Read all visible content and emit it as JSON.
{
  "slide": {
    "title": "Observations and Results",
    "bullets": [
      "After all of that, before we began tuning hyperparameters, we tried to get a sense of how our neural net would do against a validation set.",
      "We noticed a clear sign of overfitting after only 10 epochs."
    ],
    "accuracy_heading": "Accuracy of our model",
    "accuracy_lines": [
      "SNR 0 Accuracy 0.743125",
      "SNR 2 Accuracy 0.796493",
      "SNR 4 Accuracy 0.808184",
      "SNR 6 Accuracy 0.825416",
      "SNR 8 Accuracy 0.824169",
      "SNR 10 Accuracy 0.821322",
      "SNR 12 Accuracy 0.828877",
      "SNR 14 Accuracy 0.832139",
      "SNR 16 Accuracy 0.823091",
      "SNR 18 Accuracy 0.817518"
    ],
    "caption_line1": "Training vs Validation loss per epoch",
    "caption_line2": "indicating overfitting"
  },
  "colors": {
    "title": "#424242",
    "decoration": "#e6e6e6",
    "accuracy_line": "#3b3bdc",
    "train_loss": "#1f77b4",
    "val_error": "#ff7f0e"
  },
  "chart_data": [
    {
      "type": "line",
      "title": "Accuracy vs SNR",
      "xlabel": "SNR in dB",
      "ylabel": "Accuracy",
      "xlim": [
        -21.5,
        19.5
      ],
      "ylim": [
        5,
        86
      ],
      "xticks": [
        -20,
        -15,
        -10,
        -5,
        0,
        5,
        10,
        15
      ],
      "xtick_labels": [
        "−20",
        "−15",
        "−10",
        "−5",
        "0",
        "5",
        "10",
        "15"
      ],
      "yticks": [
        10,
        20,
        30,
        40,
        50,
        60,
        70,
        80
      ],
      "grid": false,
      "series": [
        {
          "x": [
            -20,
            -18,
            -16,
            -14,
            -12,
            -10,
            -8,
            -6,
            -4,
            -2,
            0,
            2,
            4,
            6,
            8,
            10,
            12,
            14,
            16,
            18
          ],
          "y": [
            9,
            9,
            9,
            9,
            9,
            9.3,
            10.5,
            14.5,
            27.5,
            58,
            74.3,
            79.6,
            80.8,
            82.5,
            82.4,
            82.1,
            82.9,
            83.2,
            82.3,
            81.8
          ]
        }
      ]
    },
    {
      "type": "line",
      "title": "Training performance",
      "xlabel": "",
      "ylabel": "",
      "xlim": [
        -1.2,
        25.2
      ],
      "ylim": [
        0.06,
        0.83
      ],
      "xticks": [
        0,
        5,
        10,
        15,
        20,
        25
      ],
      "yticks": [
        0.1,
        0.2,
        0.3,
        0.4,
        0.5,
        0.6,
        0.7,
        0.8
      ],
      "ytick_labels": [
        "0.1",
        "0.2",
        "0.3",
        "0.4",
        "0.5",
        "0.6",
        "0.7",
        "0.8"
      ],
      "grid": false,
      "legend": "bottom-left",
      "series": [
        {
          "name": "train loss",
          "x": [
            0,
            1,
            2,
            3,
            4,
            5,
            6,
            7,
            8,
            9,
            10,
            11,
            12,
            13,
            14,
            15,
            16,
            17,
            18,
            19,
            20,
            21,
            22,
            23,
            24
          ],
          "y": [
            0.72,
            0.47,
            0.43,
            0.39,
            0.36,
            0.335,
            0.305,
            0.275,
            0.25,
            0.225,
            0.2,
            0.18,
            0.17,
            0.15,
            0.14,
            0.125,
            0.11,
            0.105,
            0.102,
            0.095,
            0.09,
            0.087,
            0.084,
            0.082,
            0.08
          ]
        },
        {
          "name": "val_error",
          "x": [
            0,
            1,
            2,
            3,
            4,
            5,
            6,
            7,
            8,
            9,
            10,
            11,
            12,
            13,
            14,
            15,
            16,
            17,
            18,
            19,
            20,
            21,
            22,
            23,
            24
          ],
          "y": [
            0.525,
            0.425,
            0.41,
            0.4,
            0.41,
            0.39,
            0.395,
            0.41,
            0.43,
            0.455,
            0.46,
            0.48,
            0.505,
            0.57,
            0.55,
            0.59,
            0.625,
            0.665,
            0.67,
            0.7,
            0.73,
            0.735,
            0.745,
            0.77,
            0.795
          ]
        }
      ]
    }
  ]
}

• [Prompt] Reproduce the entire listing word for word.

• [Task output]
Read all visible content and emit it as JSON.
{
  "slide": {
    "title": "Observations and Results",
    "bullets": [
      "After all of that, before we began tuning hyperparameters, we tried to get a sense of how our neural net would do against a validation set.",
      "We noticed a clear sign of overfitting after only 10 epochs."
    ],
    "accuracy_heading": "Accuracy of our model",
    "accuracy_lines": [
      "SNR 0 Accuracy 0.743125",
      "SNR 2 Accuracy 0.796493",
      "SNR 4 Accuracy 0.808184",
      "SNR 6 Accuracy 0.825416",
      "SNR 8 Accuracy 0.824169",
      "SNR 10 Accuracy 0.821322",
      "SNR 12 Accuracy 0.828877",
      "SNR 14 Accuracy 0.832139",
      "SNR 16 Accuracy 0.823091",
      "SNR 18 Accuracy 0.817518"
    ],
    "caption_line1": "Training vs Validation loss per epoch",
    "caption_line2": "indicating overfitting"
  },
  "colors": {
    "title": "#424242",
    "decoration": "#e6e6e6",
    "accuracy_line": "#3b3bdc",
    "train_loss": "#1f77b4",
    "val_error": "#ff7f0e"
  },
  "chart_data": [
    {
      "type": "line",
      "title": "Accuracy vs SNR",
      "xlabel": "SNR in dB",
      "ylabel": "Accuracy",
      "xlim": [
        -21.5,
        19.5
      ],
      "ylim": [
        5,
        86
      ],
      "xticks": [
        -20,
        -15,
        -10,
        -5,
        0,
        5,
        10,
        15
      ],
      "xtick_labels": [
        "−20",
        "−15",
        "−10",
        "−5",
        "0",
        "5",
        "10",
        "15"
      ],
      "yticks": [
        10,
        20,
        30,
        40,
        50,
        60,
        70,
        80
      ],
      "grid": false,
      "series": [
        {
          "x": [
            -20,
            -18,
            -16,
            -14,
            -12,
            -10,
            -8,
            -6,
            -4,
            -2,
            0,
            2,
            4,
            6,
            8,
            10,
            12,
            14,
            16,
            18
          ],
          "y": [
            9,
            9,
            9,
            9,
            9,
            9.3,
            10.5,
            14.5,
            27.5,
            58,
            74.3,
            79.6,
            80.8,
            82.5,
            82.4,
            82.1,
            82.9,
            83.2,
            82.3,
            81.8
          ]
        }
      ]
    },
    {
      "type": "line",
      "title": "Training performance",
      "xlabel": "",
      "ylabel": "",
      "xlim": [
        -1.2,
        25.2
      ],
      "ylim": [
        0.06,
        0.83
      ],
      "xticks": [
        0,
        5,
        10,
        15,
        20,
        25
      ],
      "yticks": [
        0.1,
        0.2,
        0.3,
        0.4,
        0.5,
        0.6,
        0.7,
        0.8
      ],
      "ytick_labels": [
        "0.1",
        "0.2",
        "0.3",
        "0.4",
        "0.5",
        "0.6",
        "0.7",
        "0.8"
      ],
      "grid": false,
      "legend": "bottom-left",
      "series": [
        {
          "name": "train loss",
          "x": [
            0,
            1,
            2,
            3,
            4,
            5,
            6,
            7,
            8,
            9,
            10,
            11,
            12,
            13,
            14,
            15,
            16,
            17,
            18,
            19,
            20,
            21,
            22,
            23,
            24
          ],
          "y": [
            0.72,
            0.47,
            0.43,
            0.39,
            0.36,
            0.335,
            0.305,
            0.275,
            0.25,
            0.225,
            0.2,
            0.18,
            0.17,
            0.15,
            0.14,
            0.125,
            0.11,
            0.105,
            0.102,
            0.095,
            0.09,
            0.087,
            0.084,
            0.082,
            0.08
          ]
        },
        {
          "name": "val_error",
          "x": [
            0,
            1,
            2,
            3,
            4,
            5,
            6,
            7,
            8,
            9,
            10,
            11,
            12,
            13,
            14,
            15,
            16,
            17,
            18,
            19,
            20,
            21,
            22,
            23,
            24
          ],
          "y": [
            0.525,
            0.425,
            0.41,
            0.4,
            0.41,
            0.39,
            0.395,
            0.41,
            0.43,
            0.455,
            0.46,
            0.48,
            0.505,
            0.57,
            0.55,
            0.59,
            0.625,
            0.665,
            0.67,
            0.7,
            0.73,
            0.735,
            0.745,
            0.77,
            0.795
          ]
        }
      ]
    }
  ]
}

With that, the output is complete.